● **Your goal**
Set down the full listing exactly, character for character.

● **Information given**

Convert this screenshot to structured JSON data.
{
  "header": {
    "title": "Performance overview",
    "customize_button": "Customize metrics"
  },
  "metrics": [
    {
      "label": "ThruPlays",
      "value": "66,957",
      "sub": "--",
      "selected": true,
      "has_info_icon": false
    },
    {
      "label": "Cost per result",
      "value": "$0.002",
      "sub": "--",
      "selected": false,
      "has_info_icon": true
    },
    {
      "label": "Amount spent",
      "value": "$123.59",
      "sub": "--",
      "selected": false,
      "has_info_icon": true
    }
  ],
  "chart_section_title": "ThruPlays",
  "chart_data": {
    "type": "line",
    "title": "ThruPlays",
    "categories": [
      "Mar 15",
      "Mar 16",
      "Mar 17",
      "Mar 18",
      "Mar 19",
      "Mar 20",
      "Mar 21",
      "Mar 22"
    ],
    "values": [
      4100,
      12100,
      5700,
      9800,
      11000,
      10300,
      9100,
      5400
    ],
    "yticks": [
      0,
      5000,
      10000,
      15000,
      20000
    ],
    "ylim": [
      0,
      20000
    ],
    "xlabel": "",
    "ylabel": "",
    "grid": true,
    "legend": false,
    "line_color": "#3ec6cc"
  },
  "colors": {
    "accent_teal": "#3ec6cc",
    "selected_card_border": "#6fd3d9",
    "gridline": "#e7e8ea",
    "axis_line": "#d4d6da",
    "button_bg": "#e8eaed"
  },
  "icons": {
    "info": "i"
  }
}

● **The answer**
Convert this screenshot to structured JSON data.
{
  "header": {
    "title": "Performance overview",
    "customize_button": "Customize metrics"
  },
  "metrics": [
    {
      "label": "ThruPlays",
      "value": "66,957",
      "sub": "--",
      "selected": true,
      "has_info_icon": false
    },
    {
      "label": "Cost per result",
      "value": "$0.002",
      "sub": "--",
      "selected": false,
      "has_info_icon": true
    },
    {
      "label": "Amount spent",
      "value": "$123.59",
      "sub": "--",
      "selected": false,
      "has_info_icon": true
    }
  ],
  "chart_section_title": "ThruPlays",
  "chart_data": {
    "type": "line",
    "title": "ThruPlays",
    "categories": [
      "Mar 15",
      "Mar 16",
      "Mar 17",
      "Mar 18",
      "Mar 19",
      "Mar 20",
      "Mar 21",
      "Mar 22"
    ],
    "values": [
      4100,
      12100,
      5700,
      9800,
      11000,
      10300,
      9100,
      5400
    ],
    "yticks": [
      0,
      5000,
      10000,
      15000,
      20000
    ],
    "ylim": [
      0,
      20000
    ],
    "xlabel": "",
    "ylabel": "",
    "grid": true,
    "legend": false,
    "line_color": "#3ec6cc"
  },
  "colors": {
    "accent_teal": "#3ec6cc",
    "selected_card_border": "#6fd3d9",
    "gridline": "#e7e8ea",
    "axis_line": "#d4d6da",
    "button_bg": "#e8eaed"
  },
  "icons": {
    "info": "i"
  }
}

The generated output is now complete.